- Attività da svolgere
[1] Estrai senza modifiche dal testo sul ciclista Assuero Barlottini il tratto che inizia con le parole contenenti "Sportivi illustri della" e termina con "sempre in fuga.".
[2] Scrivi il seguito del testo sul ciclista Assuero Barlottini, partendo subito dopo la sua ultima frase.

Sportivi illustri della storia di Verona e provincia: il ciclista Assuero Barlottini

Nato nel 1890, prima della Grande Guerra si mette in luce da atleta, mentre dopo il conflitto sarà allenatore di altri grandi atleti delle due ruote veronesi

Via Barlottini a Lugagnano

Pioniere del ciclismo in provincia di Verona, Assuero Barlottini è nato a Villafranca nel 1890 e la sua prima gara la corre a 19 anni. È il circuito di Solferino e Barlottini centra il quinto posto. La prima vittoria arriva nel giro di pochi giorni a San Giorgio in Salici dopo una corsa sempre in fuga.

Orfano di padre, Assuero Barlottini non può dedicarsi completamente al ciclismo. Deve aiutare la madre, che oltre a lui deve crescere altre tre figlie. Questo però non gli impedirà di vincere importanti trofei come la Coppa Cavarziere. La sua carriera è durata poco perché nel 1915 è scoppiata la Grande Guerra e lui ha dovuto abbandonare le corse. Non prima di aver tagliato il traguardo in una corsa a tappe, il Giro del Polesine, e in altre corse come la Milano - S. Pellegrino - Milano, il Trofeo Città di Parma e la Milano-Asti-Milano. Nel 1913 e nel 1914 prende anche parte a due Giri d'Italia.

- Dati da esaminare
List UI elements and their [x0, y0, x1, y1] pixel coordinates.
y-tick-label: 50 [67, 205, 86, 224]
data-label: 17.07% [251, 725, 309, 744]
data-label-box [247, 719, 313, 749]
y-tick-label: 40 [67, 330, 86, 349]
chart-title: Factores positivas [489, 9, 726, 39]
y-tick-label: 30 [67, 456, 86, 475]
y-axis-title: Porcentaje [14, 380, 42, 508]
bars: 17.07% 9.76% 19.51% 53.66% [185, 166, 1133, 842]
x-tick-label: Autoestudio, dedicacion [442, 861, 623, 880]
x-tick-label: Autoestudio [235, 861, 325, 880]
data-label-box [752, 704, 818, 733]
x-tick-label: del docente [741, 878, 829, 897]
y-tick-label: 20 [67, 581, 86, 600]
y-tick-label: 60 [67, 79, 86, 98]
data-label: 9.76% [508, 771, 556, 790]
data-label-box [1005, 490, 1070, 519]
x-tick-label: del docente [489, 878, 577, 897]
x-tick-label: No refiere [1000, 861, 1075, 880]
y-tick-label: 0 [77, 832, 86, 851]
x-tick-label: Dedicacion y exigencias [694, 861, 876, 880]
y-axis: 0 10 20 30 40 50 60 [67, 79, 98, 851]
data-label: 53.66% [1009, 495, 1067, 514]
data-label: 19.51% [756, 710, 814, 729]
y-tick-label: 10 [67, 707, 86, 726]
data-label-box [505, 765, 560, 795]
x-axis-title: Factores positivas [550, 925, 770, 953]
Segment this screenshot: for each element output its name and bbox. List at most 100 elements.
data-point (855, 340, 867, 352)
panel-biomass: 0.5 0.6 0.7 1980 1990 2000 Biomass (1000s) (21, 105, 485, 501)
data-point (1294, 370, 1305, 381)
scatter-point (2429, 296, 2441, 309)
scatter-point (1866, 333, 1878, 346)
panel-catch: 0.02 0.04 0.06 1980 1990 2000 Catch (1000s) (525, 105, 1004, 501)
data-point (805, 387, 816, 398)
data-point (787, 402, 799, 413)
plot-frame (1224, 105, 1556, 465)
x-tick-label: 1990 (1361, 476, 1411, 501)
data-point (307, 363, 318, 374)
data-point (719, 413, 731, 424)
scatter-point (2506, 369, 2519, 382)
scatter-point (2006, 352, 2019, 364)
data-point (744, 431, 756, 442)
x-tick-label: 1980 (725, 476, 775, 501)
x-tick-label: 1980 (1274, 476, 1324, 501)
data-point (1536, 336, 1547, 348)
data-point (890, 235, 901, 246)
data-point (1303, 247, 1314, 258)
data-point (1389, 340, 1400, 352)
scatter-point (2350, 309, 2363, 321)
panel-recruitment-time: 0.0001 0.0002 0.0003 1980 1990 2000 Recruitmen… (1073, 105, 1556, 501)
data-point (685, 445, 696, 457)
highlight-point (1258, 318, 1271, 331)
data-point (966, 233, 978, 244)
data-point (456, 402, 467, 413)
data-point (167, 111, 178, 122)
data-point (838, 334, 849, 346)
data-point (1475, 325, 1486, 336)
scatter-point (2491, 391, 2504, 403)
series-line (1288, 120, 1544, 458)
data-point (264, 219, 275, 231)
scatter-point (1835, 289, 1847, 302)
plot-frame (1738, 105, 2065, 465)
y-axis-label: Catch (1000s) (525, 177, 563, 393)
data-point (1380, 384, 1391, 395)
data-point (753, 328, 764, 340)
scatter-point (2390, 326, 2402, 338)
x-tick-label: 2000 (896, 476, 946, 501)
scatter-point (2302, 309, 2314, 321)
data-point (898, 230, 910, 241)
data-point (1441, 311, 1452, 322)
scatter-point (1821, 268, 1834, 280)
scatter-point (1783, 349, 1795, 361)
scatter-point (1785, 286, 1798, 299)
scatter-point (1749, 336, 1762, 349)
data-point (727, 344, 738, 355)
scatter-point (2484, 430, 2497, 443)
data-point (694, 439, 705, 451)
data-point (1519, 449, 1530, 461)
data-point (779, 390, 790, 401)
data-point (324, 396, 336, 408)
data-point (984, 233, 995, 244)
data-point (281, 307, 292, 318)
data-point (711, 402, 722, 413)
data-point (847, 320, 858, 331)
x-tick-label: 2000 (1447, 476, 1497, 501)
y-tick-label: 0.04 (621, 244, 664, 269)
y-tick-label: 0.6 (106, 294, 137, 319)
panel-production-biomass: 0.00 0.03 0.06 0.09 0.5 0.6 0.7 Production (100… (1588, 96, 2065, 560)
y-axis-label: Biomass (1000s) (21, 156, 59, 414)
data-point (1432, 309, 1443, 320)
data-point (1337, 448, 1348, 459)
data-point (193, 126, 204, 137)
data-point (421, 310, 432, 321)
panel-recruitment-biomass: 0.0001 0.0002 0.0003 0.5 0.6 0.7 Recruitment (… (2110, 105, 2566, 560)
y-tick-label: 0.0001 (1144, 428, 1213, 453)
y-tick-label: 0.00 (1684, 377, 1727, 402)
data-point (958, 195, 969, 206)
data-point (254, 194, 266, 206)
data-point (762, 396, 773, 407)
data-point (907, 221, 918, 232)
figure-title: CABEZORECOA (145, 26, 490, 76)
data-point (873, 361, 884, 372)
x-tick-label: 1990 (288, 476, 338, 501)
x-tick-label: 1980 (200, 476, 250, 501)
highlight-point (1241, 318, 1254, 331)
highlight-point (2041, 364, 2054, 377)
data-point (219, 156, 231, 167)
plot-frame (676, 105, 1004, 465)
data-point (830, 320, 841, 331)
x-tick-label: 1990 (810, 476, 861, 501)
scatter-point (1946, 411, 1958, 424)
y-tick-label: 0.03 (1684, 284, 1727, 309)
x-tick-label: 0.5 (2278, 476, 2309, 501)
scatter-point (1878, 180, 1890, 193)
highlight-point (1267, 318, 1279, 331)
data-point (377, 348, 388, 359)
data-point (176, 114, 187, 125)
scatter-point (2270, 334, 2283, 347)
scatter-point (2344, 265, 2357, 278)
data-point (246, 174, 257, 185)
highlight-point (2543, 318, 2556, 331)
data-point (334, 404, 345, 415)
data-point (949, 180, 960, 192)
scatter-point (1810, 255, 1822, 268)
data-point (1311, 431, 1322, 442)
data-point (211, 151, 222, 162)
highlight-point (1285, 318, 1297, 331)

- Insieme delle risposte
[1]
Sportivi illustri della storia di Verona e provincia: il ciclista Assuero Barlottini

Nato nel 1890, prima della Grande Guerra si mette in luce da atleta, mentre dopo il conflitto sarà allenatore di altri grandi atleti delle due ruote veronesi

Via Barlottini a Lugagnano

Pioniere del ciclismo in provincia di Verona, Assuero Barlottini è nato a Villafranca nel 1890 e la sua prima gara la corre a 19 anni. È il circuito di Solferino e Barlottini centra il quinto posto. La prima vittoria arriva nel giro di pochi giorni a San Giorgio in Salici dopo una corsa sempre in fuga.

[2]
Dopo la guerra, la sua carriera vira e da ciclista Assuero Barlottini diventa preparatore di altri ciclisti veronesi, alcuni dei quali scriveranno pagine di storia delle due ruote, come Learco Guerra. Pur essendo preparatore, il suo agonismo lo porta per ben due volte a stabilire nel velodromo del Bentegodi, il record dell'ora (categoria veterani), a 42 e a 45 anni.

Nel 1961 diventa Cavaliere della Repubblica per meriti sportivi. Nel 1969 muore nella sua Lugagnano, dove ha sempre vissuto fin quando da piccolo la sua famiglia vi si trasferì da Quaderni. Il paese però non lo ha mai dimenticato e da anni ormai la via che porta agli impianti sportivi porta il suo nome.